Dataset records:
---
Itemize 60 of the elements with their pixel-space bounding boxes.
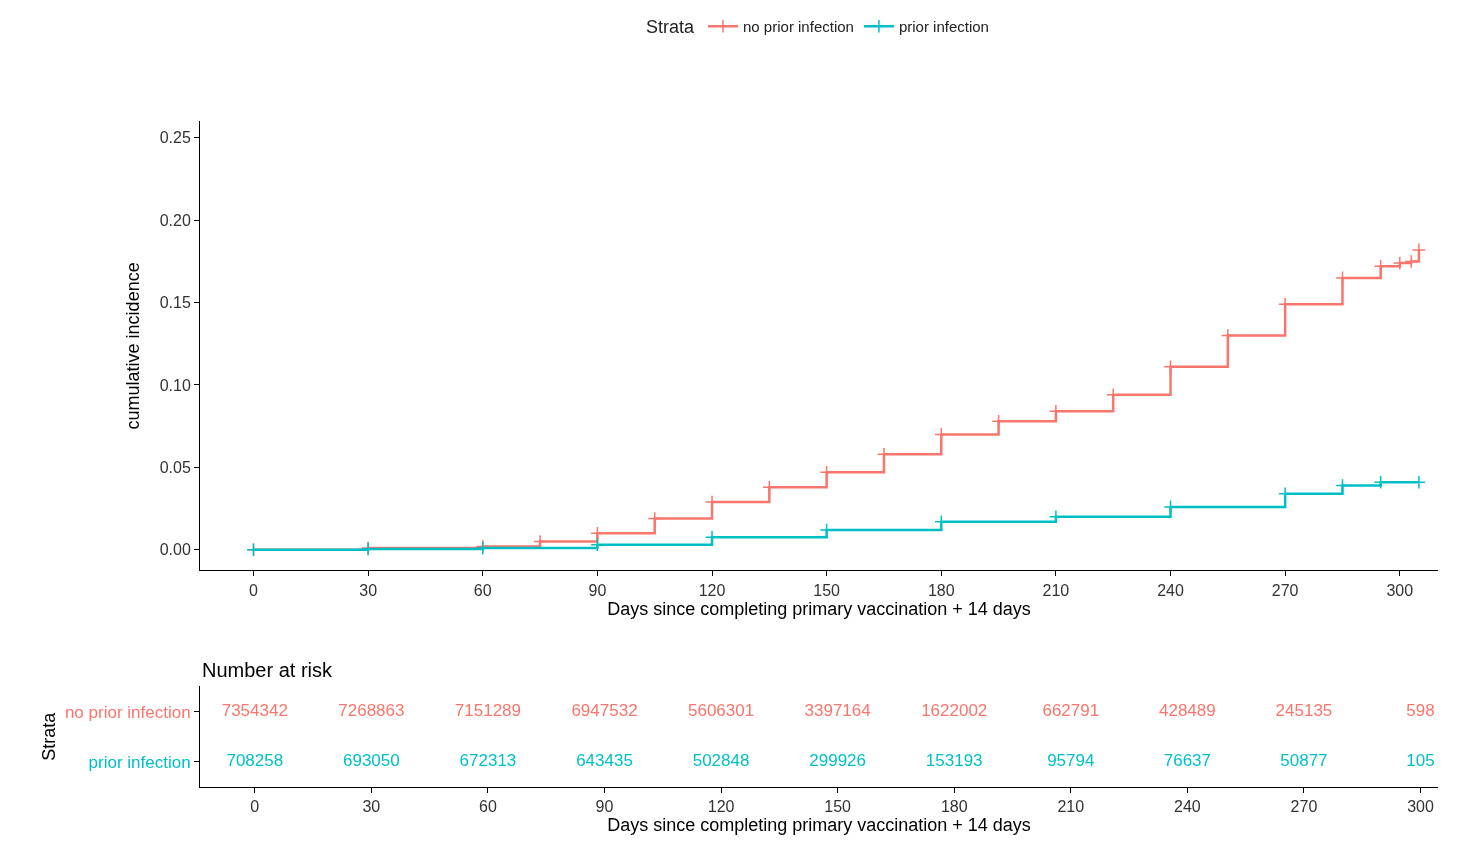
x-tick-label: 180 bbox=[927, 581, 955, 599]
x-tick-label: 60 bbox=[473, 581, 492, 599]
x-tick-label: 210 bbox=[1042, 581, 1070, 599]
x-tick-label: 120 bbox=[707, 798, 735, 816]
y-axis-title: Strata bbox=[39, 711, 60, 761]
x-tick-label: 150 bbox=[824, 798, 852, 816]
data-label: 299926 bbox=[809, 751, 867, 771]
y-tick-label: 0.00 bbox=[159, 541, 191, 559]
y-tick-label: 0.15 bbox=[159, 294, 191, 312]
y-tick-label: no prior infection bbox=[64, 702, 191, 722]
x-tick-label: 210 bbox=[1057, 798, 1085, 816]
x-tick-label: 90 bbox=[595, 798, 614, 816]
data-label: 693050 bbox=[342, 751, 400, 771]
data-label: 76637 bbox=[1163, 751, 1212, 771]
data-label: 708258 bbox=[226, 751, 284, 771]
y-tick-label: prior infection bbox=[88, 752, 191, 772]
x-tick-label: 240 bbox=[1157, 581, 1184, 599]
data-label: 6947532 bbox=[571, 700, 638, 720]
data-label: 3397164 bbox=[804, 700, 871, 720]
y-axis-title: cumulative incidence bbox=[122, 262, 143, 430]
x-tick-label: 270 bbox=[1271, 581, 1299, 599]
data-label: 1622002 bbox=[921, 700, 988, 720]
data-label: 598 bbox=[1406, 700, 1435, 720]
data-label: 245135 bbox=[1275, 700, 1333, 720]
y-tick-label: 0.10 bbox=[159, 376, 191, 394]
data-label: 7268863 bbox=[338, 700, 405, 720]
x-tick-label: 90 bbox=[588, 581, 607, 599]
x-tick-label: 120 bbox=[698, 581, 726, 599]
x-tick-label: 300 bbox=[1407, 798, 1434, 816]
data-label: 105 bbox=[1406, 751, 1435, 771]
data-label: 7151289 bbox=[454, 700, 522, 720]
chart-title: Number at risk bbox=[202, 659, 334, 681]
data-label: 643435 bbox=[576, 751, 633, 771]
x-tick-label: 0 bbox=[250, 798, 260, 816]
data-label: 662791 bbox=[1042, 700, 1100, 720]
data-label: 502848 bbox=[692, 751, 750, 771]
x-tick-label: 30 bbox=[359, 581, 378, 599]
legend-label: no prior infection bbox=[743, 18, 854, 36]
x-tick-label: 300 bbox=[1386, 581, 1414, 599]
x-axis-title: Days since completing primary vaccination + 14 days bbox=[607, 598, 1031, 619]
legend-title: Strata bbox=[646, 17, 696, 38]
data-label: 50877 bbox=[1280, 751, 1328, 771]
data-label: 672313 bbox=[459, 751, 517, 771]
y-tick-label: 0.25 bbox=[159, 129, 191, 147]
data-label: 153193 bbox=[925, 751, 983, 771]
x-axis-title: Days since completing primary vaccination + 14 days bbox=[607, 815, 1031, 836]
x-tick-label: 150 bbox=[813, 581, 841, 599]
x-tick-label: 0 bbox=[249, 581, 259, 599]
x-tick-label: 240 bbox=[1174, 798, 1201, 816]
y-tick-label: 0.20 bbox=[159, 211, 191, 229]
y-tick-label: 0.05 bbox=[159, 458, 191, 476]
data-label: 5606301 bbox=[687, 700, 755, 720]
x-tick-label: 180 bbox=[940, 798, 968, 816]
x-tick-label: 60 bbox=[479, 798, 497, 816]
data-label: 7354342 bbox=[221, 700, 288, 720]
data-label: 95794 bbox=[1047, 751, 1095, 771]
legend-label: prior infection bbox=[898, 18, 989, 36]
x-tick-label: 30 bbox=[362, 798, 381, 816]
x-tick-label: 270 bbox=[1290, 798, 1318, 816]
data-label: 428489 bbox=[1159, 700, 1216, 720]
---
GOAL: Repeat the listing above word for word, including every line. Leave out the picture placeholder.

FULL SOLUTION:
Itemize 60 of the elements with their pixel-space bounding boxes.
x-tick-label: 180 bbox=[927, 581, 955, 599]
x-tick-label: 60 bbox=[473, 581, 492, 599]
x-tick-label: 210 bbox=[1042, 581, 1070, 599]
x-tick-label: 120 bbox=[707, 798, 735, 816]
y-axis-title: Strata bbox=[39, 711, 60, 761]
x-tick-label: 150 bbox=[824, 798, 852, 816]
data-label: 299926 bbox=[809, 751, 867, 771]
y-tick-label: 0.00 bbox=[159, 541, 191, 559]
y-tick-label: 0.15 bbox=[159, 294, 191, 312]
y-tick-label: no prior infection bbox=[64, 702, 191, 722]
x-tick-label: 210 bbox=[1057, 798, 1085, 816]
x-tick-label: 90 bbox=[595, 798, 614, 816]
data-label: 693050 bbox=[342, 751, 400, 771]
data-label: 76637 bbox=[1163, 751, 1212, 771]
data-label: 708258 bbox=[226, 751, 284, 771]
y-tick-label: prior infection bbox=[88, 752, 191, 772]
x-tick-label: 240 bbox=[1157, 581, 1184, 599]
data-label: 6947532 bbox=[571, 700, 638, 720]
data-label: 3397164 bbox=[804, 700, 871, 720]
y-axis-title: cumulative incidence bbox=[122, 262, 143, 430]
x-tick-label: 270 bbox=[1271, 581, 1299, 599]
data-label: 1622002 bbox=[921, 700, 988, 720]
data-label: 598 bbox=[1406, 700, 1435, 720]
data-label: 245135 bbox=[1275, 700, 1333, 720]
y-tick-label: 0.10 bbox=[159, 376, 191, 394]
data-label: 7268863 bbox=[338, 700, 405, 720]
x-tick-label: 90 bbox=[588, 581, 607, 599]
x-tick-label: 120 bbox=[698, 581, 726, 599]
x-tick-label: 300 bbox=[1407, 798, 1434, 816]
data-label: 105 bbox=[1406, 751, 1435, 771]
data-label: 7151289 bbox=[454, 700, 522, 720]
chart-title: Number at risk bbox=[202, 659, 334, 681]
data-label: 643435 bbox=[576, 751, 633, 771]
x-tick-label: 0 bbox=[250, 798, 260, 816]
data-label: 662791 bbox=[1042, 700, 1100, 720]
data-label: 502848 bbox=[692, 751, 750, 771]
x-tick-label: 30 bbox=[359, 581, 378, 599]
legend-label: no prior infection bbox=[743, 18, 854, 36]
x-tick-label: 300 bbox=[1386, 581, 1414, 599]
x-axis-title: Days since completing primary vaccination + 14 days bbox=[607, 598, 1031, 619]
legend-title: Strata bbox=[646, 17, 696, 38]
data-label: 50877 bbox=[1280, 751, 1328, 771]
data-label: 672313 bbox=[459, 751, 517, 771]
y-tick-label: 0.25 bbox=[159, 129, 191, 147]
data-label: 153193 bbox=[925, 751, 983, 771]
x-axis-title: Days since completing primary vaccination + 14 days bbox=[607, 815, 1031, 836]
x-tick-label: 150 bbox=[813, 581, 841, 599]
x-tick-label: 0 bbox=[249, 581, 259, 599]
x-tick-label: 240 bbox=[1174, 798, 1201, 816]
y-tick-label: 0.20 bbox=[159, 211, 191, 229]
y-tick-label: 0.05 bbox=[159, 458, 191, 476]
data-label: 5606301 bbox=[687, 700, 755, 720]
x-tick-label: 180 bbox=[940, 798, 968, 816]
x-tick-label: 60 bbox=[479, 798, 497, 816]
data-label: 7354342 bbox=[221, 700, 288, 720]
data-label: 95794 bbox=[1047, 751, 1095, 771]
legend-label: prior infection bbox=[898, 18, 989, 36]
x-tick-label: 30 bbox=[362, 798, 381, 816]
x-tick-label: 270 bbox=[1290, 798, 1318, 816]
data-label: 428489 bbox=[1159, 700, 1216, 720]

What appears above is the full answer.